begin Text
I moved to Houston, Texas. What inspired me to move to Texas? A year ago I said I would come back here. The people I told that too probably didn’t believe me. Maybe I didn’t believe myself. Nonetheless, I actually did move to Texas. It’s still weird change for me. It was the only way I can see my life continuing. My life in the Bay Area was stagnant. I was living at my parent’s house, working and Jiu Jitsu, no real forward progress in life. It was nice to spend time with family and see my friends, but something wasn’t right, a little off. I accrued lots of debt from traveling and working as a line cook or barista wasn’t cutting it. I thought that I better move and start a career so I can carry on with my life. The only plan I had was Texas. I researched the school, GI Bill compatibility, welding career salary, cost of living in Texas, Jiu Jitsu school and support system.
end Text
begin Data excerpt
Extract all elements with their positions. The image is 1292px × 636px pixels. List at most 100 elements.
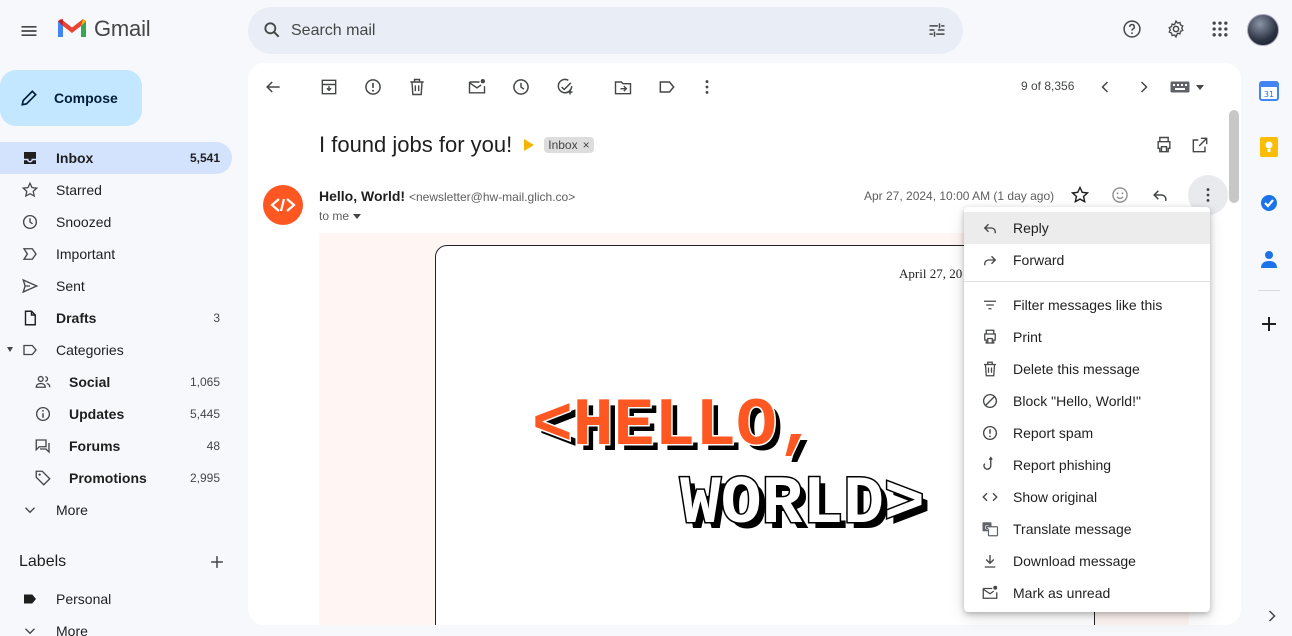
end Data excerpt
*Your tasks*.
A: Condense the paragraph of the text about moving to Houston that begins "I moved to Houston, Texas." into a short bulleted list that keeps its main facts.
B: Decide whether each statement agrees with the text about moving to Houston. Answer yes or no, and quote the deciding words.
(i) In the Bay Area, the writer was living at a parent's house.
(ii) In the Bay Area, the writer was working as a welder.
(iii) Texas was one of several places the writer planned on.
C: Reproduce the stretch of the text about moving to Houston from "I moved to Houston, Texas." through "and support system.".

*Solved tasks*.
A:
- Moved to Houston, Texas, a year after saying they would come back, which still feels like a weird change.
- Saw the move as the only way for their life to continue.
- Life in the Bay Area was stagnant: living at their parent's house, working, doing Jiu Jitsu, with no real forward progress.
- Enjoyed time with family and friends, but something felt off.
- Ran up lots of debt from traveling, and work as a line cook or barista wasn't enough.
- Decided to move and start a career, with Texas as the only plan.
- Researched the school, GI Bill compatibility, welding career salary, cost of living in Texas, a Jiu Jitsu school and a support system.

B:
(i) Yes: "I was living at my parent’s house"
(ii) No: "working as a line cook or barista wasn’t cutting it"
(iii) No: "The only plan I had was Texas."

C:
I moved to Houston, Texas. What inspired me to move to Texas? A year ago I said I would come back here. The people I told that too probably didn’t believe me. Maybe I didn’t believe myself. Nonetheless, I actually did move to Texas. It’s still weird change for me. It was the only way I can see my life continuing. My life in the Bay Area was stagnant. I was living at my parent’s house, working and Jiu Jitsu, no real forward progress in life. It was nice to spend time with family and see my friends, but something wasn’t right, a little off. I accrued lots of debt from traveling and working as a line cook or barista wasn’t cutting it. I thought that I better move and start a career so I can carry on with my life. The only plan I had was Texas. I researched the school, GI Bill compatibility, welding career salary, cost of living in Texas, Jiu Jitsu school and support system.